* TASK GOAL:
Each record below should appear again exactly as written.

(Stored data entries)
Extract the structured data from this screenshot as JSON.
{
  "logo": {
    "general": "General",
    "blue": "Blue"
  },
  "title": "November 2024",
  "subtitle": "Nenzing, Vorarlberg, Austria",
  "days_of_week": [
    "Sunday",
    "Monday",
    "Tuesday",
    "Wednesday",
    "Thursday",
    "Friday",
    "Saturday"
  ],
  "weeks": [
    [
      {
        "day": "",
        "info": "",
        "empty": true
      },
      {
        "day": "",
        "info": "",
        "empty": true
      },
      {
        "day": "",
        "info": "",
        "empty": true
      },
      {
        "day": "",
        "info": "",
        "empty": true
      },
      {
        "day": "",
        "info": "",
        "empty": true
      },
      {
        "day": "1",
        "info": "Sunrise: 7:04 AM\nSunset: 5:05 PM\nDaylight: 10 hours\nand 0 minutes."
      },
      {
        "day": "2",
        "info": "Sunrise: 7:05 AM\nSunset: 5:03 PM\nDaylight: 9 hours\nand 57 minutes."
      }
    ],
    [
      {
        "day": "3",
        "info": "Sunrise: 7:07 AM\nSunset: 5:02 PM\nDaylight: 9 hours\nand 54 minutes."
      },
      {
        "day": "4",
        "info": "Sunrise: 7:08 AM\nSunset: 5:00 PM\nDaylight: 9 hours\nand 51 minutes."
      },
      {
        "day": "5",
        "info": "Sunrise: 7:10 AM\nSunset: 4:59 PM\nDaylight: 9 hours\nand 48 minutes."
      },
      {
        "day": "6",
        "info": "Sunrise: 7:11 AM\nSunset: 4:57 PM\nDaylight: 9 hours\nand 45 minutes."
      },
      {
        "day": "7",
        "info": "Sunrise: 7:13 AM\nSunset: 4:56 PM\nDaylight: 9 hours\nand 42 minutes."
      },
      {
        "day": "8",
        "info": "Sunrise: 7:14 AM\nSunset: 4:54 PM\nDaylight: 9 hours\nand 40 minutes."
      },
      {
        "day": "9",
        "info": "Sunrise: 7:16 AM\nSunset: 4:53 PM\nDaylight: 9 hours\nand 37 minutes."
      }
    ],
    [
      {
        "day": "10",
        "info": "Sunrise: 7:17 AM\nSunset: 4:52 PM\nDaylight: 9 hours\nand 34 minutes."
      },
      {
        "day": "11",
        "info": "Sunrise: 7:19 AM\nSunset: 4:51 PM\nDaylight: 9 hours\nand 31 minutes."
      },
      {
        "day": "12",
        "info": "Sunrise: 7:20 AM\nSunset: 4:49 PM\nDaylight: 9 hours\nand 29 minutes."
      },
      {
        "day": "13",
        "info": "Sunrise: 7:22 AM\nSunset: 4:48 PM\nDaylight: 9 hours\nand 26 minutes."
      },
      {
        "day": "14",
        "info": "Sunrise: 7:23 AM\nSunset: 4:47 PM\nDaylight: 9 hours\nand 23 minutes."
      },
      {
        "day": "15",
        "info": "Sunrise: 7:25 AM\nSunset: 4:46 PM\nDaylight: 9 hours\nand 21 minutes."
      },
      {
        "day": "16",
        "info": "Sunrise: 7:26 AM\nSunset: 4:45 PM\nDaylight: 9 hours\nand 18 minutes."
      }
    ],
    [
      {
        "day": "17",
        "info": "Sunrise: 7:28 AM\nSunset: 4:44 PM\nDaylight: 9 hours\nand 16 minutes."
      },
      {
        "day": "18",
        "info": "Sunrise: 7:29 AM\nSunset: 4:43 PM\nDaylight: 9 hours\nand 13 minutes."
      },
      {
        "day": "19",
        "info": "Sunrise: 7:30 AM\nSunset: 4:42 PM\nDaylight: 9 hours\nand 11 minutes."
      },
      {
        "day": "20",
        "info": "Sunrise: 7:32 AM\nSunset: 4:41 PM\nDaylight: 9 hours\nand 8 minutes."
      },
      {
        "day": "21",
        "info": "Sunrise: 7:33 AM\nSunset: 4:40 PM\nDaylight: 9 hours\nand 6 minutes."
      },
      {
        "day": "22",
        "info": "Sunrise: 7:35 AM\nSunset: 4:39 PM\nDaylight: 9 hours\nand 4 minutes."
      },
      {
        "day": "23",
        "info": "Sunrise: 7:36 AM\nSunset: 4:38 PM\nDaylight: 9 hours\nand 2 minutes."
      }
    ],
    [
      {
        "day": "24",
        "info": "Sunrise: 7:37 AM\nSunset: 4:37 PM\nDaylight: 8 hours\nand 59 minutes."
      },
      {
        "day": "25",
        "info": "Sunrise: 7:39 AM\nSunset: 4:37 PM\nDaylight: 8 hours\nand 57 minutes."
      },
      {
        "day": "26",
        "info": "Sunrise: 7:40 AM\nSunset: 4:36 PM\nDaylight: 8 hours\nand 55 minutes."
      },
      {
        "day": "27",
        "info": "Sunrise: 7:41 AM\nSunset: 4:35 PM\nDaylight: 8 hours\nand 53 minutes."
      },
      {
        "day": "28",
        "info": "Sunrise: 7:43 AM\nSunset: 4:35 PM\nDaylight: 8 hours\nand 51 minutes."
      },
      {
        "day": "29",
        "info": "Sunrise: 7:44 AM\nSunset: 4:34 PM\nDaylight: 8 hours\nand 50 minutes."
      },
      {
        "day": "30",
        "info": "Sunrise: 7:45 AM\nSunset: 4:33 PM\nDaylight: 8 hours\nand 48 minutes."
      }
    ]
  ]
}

* CORRECT OUTPUT:
Extract the structured data from this screenshot as JSON.
{
  "logo": {
    "general": "General",
    "blue": "Blue"
  },
  "title": "November 2024",
  "subtitle": "Nenzing, Vorarlberg, Austria",
  "days_of_week": [
    "Sunday",
    "Monday",
    "Tuesday",
    "Wednesday",
    "Thursday",
    "Friday",
    "Saturday"
  ],
  "weeks": [
    [
      {
        "day": "",
        "info": "",
        "empty": true
      },
      {
        "day": "",
        "info": "",
        "empty": true
      },
      {
        "day": "",
        "info": "",
        "empty": true
      },
      {
        "day": "",
        "info": "",
        "empty": true
      },
      {
        "day": "",
        "info": "",
        "empty": true
      },
      {
        "day": "1",
        "info": "Sunrise: 7:04 AM\nSunset: 5:05 PM\nDaylight: 10 hours\nand 0 minutes."
      },
      {
        "day": "2",
        "info": "Sunrise: 7:05 AM\nSunset: 5:03 PM\nDaylight: 9 hours\nand 57 minutes."
      }
    ],
    [
      {
        "day": "3",
        "info": "Sunrise: 7:07 AM\nSunset: 5:02 PM\nDaylight: 9 hours\nand 54 minutes."
      },
      {
        "day": "4",
        "info": "Sunrise: 7:08 AM\nSunset: 5:00 PM\nDaylight: 9 hours\nand 51 minutes."
      },
      {
        "day": "5",
        "info": "Sunrise: 7:10 AM\nSunset: 4:59 PM\nDaylight: 9 hours\nand 48 minutes."
      },
      {
        "day": "6",
        "info": "Sunrise: 7:11 AM\nSunset: 4:57 PM\nDaylight: 9 hours\nand 45 minutes."
      },
      {
        "day": "7",
        "info": "Sunrise: 7:13 AM\nSunset: 4:56 PM\nDaylight: 9 hours\nand 42 minutes."
      },
      {
        "day": "8",
        "info": "Sunrise: 7:14 AM\nSunset: 4:54 PM\nDaylight: 9 hours\nand 40 minutes."
      },
      {
        "day": "9",
        "info": "Sunrise: 7:16 AM\nSunset: 4:53 PM\nDaylight: 9 hours\nand 37 minutes."
      }
    ],
    [
      {
        "day": "10",
        "info": "Sunrise: 7:17 AM\nSunset: 4:52 PM\nDaylight: 9 hours\nand 34 minutes."
      },
      {
        "day": "11",
        "info": "Sunrise: 7:19 AM\nSunset: 4:51 PM\nDaylight: 9 hours\nand 31 minutes."
      },
      {
        "day": "12",
        "info": "Sunrise: 7:20 AM\nSunset: 4:49 PM\nDaylight: 9 hours\nand 29 minutes."
      },
      {
        "day": "13",
        "info": "Sunrise: 7:22 AM\nSunset: 4:48 PM\nDaylight: 9 hours\nand 26 minutes."
      },
      {
        "day": "14",
        "info": "Sunrise: 7:23 AM\nSunset: 4:47 PM\nDaylight: 9 hours\nand 23 minutes."
      },
      {
        "day": "15",
        "info": "Sunrise: 7:25 AM\nSunset: 4:46 PM\nDaylight: 9 hours\nand 21 minutes."
      },
      {
        "day": "16",
        "info": "Sunrise: 7:26 AM\nSunset: 4:45 PM\nDaylight: 9 hours\nand 18 minutes."
      }
    ],
    [
      {
        "day": "17",
        "info": "Sunrise: 7:28 AM\nSunset: 4:44 PM\nDaylight: 9 hours\nand 16 minutes."
      },
      {
        "day": "18",
        "info": "Sunrise: 7:29 AM\nSunset: 4:43 PM\nDaylight: 9 hours\nand 13 minutes."
      },
      {
        "day": "19",
        "info": "Sunrise: 7:30 AM\nSunset: 4:42 PM\nDaylight: 9 hours\nand 11 minutes."
      },
      {
        "day": "20",
        "info": "Sunrise: 7:32 AM\nSunset: 4:41 PM\nDaylight: 9 hours\nand 8 minutes."
      },
      {
        "day": "21",
        "info": "Sunrise: 7:33 AM\nSunset: 4:40 PM\nDaylight: 9 hours\nand 6 minutes."
      },
      {
        "day": "22",
        "info": "Sunrise: 7:35 AM\nSunset: 4:39 PM\nDaylight: 9 hours\nand 4 minutes."
      },
      {
        "day": "23",
        "info": "Sunrise: 7:36 AM\nSunset: 4:38 PM\nDaylight: 9 hours\nand 2 minutes."
      }
    ],
    [
      {
        "day": "24",
        "info": "Sunrise: 7:37 AM\nSunset: 4:37 PM\nDaylight: 8 hours\nand 59 minutes."
      },
      {
        "day": "25",
        "info": "Sunrise: 7:39 AM\nSunset: 4:37 PM\nDaylight: 8 hours\nand 57 minutes."
      },
      {
        "day": "26",
        "info": "Sunrise: 7:40 AM\nSunset: 4:36 PM\nDaylight: 8 hours\nand 55 minutes."
      },
      {
        "day": "27",
        "info": "Sunrise: 7:41 AM\nSunset: 4:35 PM\nDaylight: 8 hours\nand 53 minutes."
      },
      {
        "day": "28",
        "info": "Sunrise: 7:43 AM\nSunset: 4:35 PM\nDaylight: 8 hours\nand 51 minutes."
      },
      {
        "day": "29",
        "info": "Sunrise: 7:44 AM\nSunset: 4:34 PM\nDaylight: 8 hours\nand 50 minutes."
      },
      {
        "day": "30",
        "info": "Sunrise: 7:45 AM\nSunset: 4:33 PM\nDaylight: 8 hours\nand 48 minutes."
      }
    ]
  ]
}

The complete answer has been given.